Collected data
----
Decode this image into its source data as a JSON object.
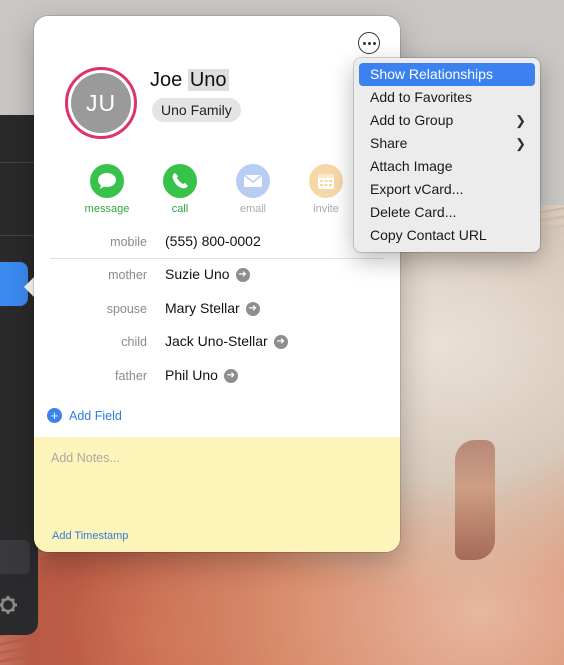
{
  "contact": {
    "initials": "JU",
    "first_name": "Joe",
    "last_name": "Uno",
    "group": "Uno Family"
  },
  "actions": [
    {
      "label": "message",
      "icon": "message-bubble-icon",
      "color": "#37c24a"
    },
    {
      "label": "call",
      "icon": "phone-icon",
      "color": "#37c24a"
    },
    {
      "label": "email",
      "icon": "envelope-icon",
      "color": "#b7cdf3"
    },
    {
      "label": "invite",
      "icon": "calendar-icon",
      "color": "#f6d7a6"
    }
  ],
  "fields": [
    {
      "label": "mobile",
      "value": "(555) 800-0002"
    },
    {
      "label": "mother",
      "value": "Suzie Uno"
    },
    {
      "label": "spouse",
      "value": "Mary Stellar"
    },
    {
      "label": "child",
      "value": "Jack Uno-Stellar"
    },
    {
      "label": "father",
      "value": "Phil Uno"
    }
  ],
  "add_field_label": "Add Field",
  "notes_placeholder": "Add Notes...",
  "add_timestamp_label": "Add Timestamp",
  "menu": {
    "items": [
      {
        "label": "Show Relationships",
        "highlighted": true
      },
      {
        "label": "Add to Favorites"
      },
      {
        "label": "Add to Group",
        "submenu": true
      },
      {
        "label": "Share",
        "submenu": true
      },
      {
        "label": "Attach Image"
      },
      {
        "label": "Export vCard..."
      },
      {
        "label": "Delete Card..."
      },
      {
        "label": "Copy Contact URL"
      }
    ]
  },
  "colors": {
    "accent": "#3b82f0",
    "avatar_ring": "#e0306e",
    "notes_bg": "#fcf4b8"
  }
}
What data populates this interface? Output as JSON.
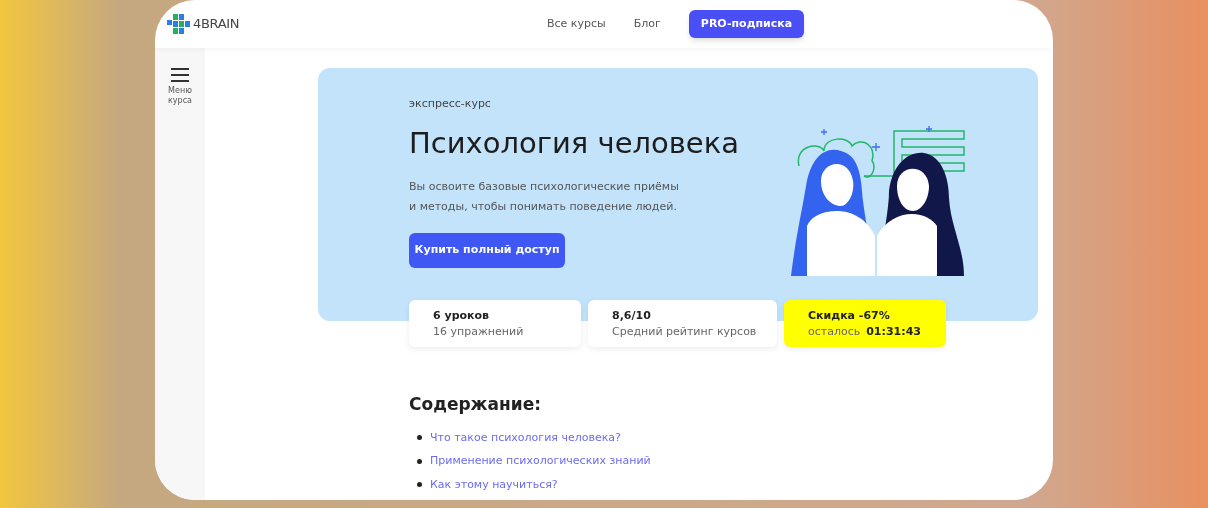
{
  "header": {
    "logo": "4BRAIN",
    "nav": [
      {
        "label": "Все курсы",
        "kind": "link"
      },
      {
        "label": "Блог",
        "kind": "link"
      },
      {
        "label": "PRO-подписка",
        "kind": "button"
      }
    ]
  },
  "sidebar": {
    "menu_label": "Меню курса"
  },
  "hero": {
    "eyebrow": "экспресс-курс",
    "title": "Психология человека",
    "description": "Вы освоите базовые психологические приёмы и методы, чтобы понимать поведение людей.",
    "cta": "Купить полный доступ"
  },
  "stats": [
    {
      "kind": "plain",
      "title": "6 уроков",
      "subtitle": "16 упражнений"
    },
    {
      "kind": "plain",
      "title": "8,6/10",
      "subtitle": "Средний рейтинг курсов"
    },
    {
      "kind": "promo",
      "title": "Скидка -67%",
      "subtitle": "осталось",
      "timer": "01:31:43"
    }
  ],
  "contents": {
    "heading": "Содержание:",
    "items": [
      "Что такое психология человека?",
      "Применение психологических знаний",
      "Как этому научиться?"
    ]
  }
}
----
What you have to do
Your answer should be a single number: the count of lines in these records that hold the string "icon".

Written answer
4